Excerpted text
□ □ □ □

For most of the remaining projects in CS 2 (including this one), you will be allowed to work in groups of two. You may discuss high-level ideas with students outside your group, but any viewing, sharing, copying, or dictating of code is forbidden. Dean’s Tutors may not read your code.
Goals and Outcomes
In this project, you will implement one data structure (called a trie) and two versions of an autocomplete algorithm (one that uses Java’s HashMap
and one that uses
your Trie
). Your autocomplete algorithms will then be used to be the backend of a system that complete the names of movies in a search field.
By the end of this project, you will…
- be able to run an efficient autocomplete algorithm on a variety of datasets
- understand how to implement a trie data structure and some algorithms that correspond to them
- have gained a better understanding of API design, as it relates to making projects usable with a variety of clients
Connection to Lecture
This project covers lecture08 (trees) and lecture09 (tries). You will likely find the code from these two lectures to be very useful in the later parts of this project.
Overview and Implementation Strategy
In the previous project, you wrote three implementations of the IDeque
interface. This time, you will continue our mission of implementing all the data structures ourselves by
writing a trie implementation of the IDictionary
interface. In addition to building a trie data structure, you will write an autocomplete algorithm which can switch between
using a backing java.util.HashMap
and your very own TrieMap
.
Just to be super clear: the only data structures in java.util
that you are allowed to use in this project are java.util.HashMap
and java.util.HashSet
.

□ □ □ □

Stored records
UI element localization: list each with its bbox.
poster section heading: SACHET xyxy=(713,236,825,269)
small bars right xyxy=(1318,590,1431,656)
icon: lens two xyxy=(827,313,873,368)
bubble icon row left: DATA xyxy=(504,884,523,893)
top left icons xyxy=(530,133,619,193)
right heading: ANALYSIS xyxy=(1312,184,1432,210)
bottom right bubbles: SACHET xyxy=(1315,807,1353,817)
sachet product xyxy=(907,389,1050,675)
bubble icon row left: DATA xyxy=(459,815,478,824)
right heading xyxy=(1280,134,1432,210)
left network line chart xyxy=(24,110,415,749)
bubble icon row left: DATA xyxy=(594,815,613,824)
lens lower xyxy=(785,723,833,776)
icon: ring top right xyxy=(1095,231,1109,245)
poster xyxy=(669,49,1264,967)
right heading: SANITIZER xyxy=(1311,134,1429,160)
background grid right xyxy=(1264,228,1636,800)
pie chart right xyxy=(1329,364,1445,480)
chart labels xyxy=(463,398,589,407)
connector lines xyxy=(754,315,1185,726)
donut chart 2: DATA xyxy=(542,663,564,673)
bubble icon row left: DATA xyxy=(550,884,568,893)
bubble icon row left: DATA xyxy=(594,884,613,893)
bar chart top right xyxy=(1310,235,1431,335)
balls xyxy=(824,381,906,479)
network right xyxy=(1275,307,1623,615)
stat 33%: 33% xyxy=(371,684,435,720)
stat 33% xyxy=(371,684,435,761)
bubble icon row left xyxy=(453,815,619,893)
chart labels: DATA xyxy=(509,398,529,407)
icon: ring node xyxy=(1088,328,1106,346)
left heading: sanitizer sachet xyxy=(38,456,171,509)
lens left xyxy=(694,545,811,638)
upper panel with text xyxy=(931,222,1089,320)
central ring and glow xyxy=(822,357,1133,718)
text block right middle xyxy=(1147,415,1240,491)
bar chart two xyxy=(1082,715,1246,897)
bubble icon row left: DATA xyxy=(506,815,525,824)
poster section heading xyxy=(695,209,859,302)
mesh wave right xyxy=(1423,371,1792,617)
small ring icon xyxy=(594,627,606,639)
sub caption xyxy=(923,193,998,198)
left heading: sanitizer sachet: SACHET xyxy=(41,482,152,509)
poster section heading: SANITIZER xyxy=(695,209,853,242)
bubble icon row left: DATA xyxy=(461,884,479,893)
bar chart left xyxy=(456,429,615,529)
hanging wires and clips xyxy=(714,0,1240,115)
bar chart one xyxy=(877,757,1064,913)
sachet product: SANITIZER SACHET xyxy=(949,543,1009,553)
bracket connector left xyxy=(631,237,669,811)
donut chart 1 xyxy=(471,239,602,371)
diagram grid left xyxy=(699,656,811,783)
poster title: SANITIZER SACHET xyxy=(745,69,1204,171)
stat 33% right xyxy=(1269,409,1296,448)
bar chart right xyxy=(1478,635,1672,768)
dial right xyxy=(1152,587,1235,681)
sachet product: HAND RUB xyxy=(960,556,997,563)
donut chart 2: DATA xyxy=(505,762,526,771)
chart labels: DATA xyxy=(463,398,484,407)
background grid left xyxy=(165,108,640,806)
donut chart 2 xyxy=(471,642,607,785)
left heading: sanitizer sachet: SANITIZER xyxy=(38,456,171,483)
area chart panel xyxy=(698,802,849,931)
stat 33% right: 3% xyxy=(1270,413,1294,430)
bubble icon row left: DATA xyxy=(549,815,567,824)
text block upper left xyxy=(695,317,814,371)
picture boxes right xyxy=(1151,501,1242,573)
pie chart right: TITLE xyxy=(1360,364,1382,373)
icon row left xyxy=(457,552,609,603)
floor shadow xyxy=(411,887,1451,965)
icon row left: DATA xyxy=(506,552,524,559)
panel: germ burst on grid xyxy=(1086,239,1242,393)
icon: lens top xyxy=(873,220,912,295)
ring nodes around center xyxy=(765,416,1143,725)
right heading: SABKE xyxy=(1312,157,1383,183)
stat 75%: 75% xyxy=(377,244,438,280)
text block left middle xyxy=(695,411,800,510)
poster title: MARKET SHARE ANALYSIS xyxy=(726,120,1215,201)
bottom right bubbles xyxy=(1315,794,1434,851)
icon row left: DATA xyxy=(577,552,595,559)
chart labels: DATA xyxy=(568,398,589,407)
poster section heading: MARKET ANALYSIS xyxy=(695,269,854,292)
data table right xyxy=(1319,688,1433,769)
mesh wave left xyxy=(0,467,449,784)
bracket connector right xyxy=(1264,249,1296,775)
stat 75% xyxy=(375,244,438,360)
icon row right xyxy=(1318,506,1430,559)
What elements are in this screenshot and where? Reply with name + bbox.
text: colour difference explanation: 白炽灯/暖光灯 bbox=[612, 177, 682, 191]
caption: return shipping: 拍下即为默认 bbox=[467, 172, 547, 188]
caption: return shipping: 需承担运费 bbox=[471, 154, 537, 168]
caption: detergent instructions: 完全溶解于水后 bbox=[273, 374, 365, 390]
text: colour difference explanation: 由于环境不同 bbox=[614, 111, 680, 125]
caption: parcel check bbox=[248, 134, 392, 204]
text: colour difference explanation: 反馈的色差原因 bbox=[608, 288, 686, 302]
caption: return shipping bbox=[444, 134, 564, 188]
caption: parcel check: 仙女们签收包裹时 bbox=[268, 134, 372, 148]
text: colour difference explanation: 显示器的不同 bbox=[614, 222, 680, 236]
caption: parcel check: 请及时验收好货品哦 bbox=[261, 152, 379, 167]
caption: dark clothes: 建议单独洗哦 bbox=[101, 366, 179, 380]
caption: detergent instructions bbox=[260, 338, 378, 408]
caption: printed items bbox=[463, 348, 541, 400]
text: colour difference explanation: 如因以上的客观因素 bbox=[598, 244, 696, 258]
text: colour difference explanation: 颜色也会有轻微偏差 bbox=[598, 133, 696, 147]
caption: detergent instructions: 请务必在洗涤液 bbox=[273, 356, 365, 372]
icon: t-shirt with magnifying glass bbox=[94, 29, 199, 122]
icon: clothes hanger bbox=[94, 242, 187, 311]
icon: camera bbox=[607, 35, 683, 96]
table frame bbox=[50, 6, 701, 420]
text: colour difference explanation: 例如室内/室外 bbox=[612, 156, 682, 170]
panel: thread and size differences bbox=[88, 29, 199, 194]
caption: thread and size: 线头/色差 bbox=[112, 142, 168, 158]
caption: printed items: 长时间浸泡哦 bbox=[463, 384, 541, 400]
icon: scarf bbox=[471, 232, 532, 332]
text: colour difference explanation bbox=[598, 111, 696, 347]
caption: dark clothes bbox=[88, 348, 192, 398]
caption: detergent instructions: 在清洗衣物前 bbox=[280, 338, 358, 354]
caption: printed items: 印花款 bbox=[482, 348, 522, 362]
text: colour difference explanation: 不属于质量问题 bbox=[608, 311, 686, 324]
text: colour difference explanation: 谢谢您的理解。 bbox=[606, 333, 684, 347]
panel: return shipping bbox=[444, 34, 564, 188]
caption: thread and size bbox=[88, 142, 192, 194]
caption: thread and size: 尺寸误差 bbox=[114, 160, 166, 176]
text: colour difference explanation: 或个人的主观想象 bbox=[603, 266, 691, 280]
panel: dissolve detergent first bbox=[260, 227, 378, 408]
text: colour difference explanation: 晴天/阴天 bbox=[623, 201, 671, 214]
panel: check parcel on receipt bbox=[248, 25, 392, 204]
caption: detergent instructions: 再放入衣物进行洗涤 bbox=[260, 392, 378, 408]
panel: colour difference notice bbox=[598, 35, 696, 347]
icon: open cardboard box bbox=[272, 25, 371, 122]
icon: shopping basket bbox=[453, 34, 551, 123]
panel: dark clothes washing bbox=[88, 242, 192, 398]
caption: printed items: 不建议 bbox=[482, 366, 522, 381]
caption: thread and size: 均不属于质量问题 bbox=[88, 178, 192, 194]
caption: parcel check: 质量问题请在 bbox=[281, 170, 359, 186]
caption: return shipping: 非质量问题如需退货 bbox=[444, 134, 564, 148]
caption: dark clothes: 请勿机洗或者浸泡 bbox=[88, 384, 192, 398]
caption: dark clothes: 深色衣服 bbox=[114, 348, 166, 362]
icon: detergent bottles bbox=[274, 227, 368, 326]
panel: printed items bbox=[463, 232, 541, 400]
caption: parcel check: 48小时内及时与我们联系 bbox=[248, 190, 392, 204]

□ □ □ □

Goals
1) In the trie project description, which lectures does the project cover?
2) According to the trie project description, which actions involving code are forbidden? List all of them.
3) Rewrite the paragraph of the trie project description that begins "For most of the remaining projects" as a short list, keeping its main facts.
The records have no connection to the trie project description.

Task-by-task outputs
1) Lecture08 (trees) and lecture09 (tries).

2)
- Viewing
- Sharing
- Copying
- Dictating

3)
- Most remaining CS 2 projects, including this one, allow groups of two.
- High-level ideas may be discussed with students outside the group.
- Viewing, sharing, copying, or dictating code is forbidden.
- Dean's Tutors may not read the code.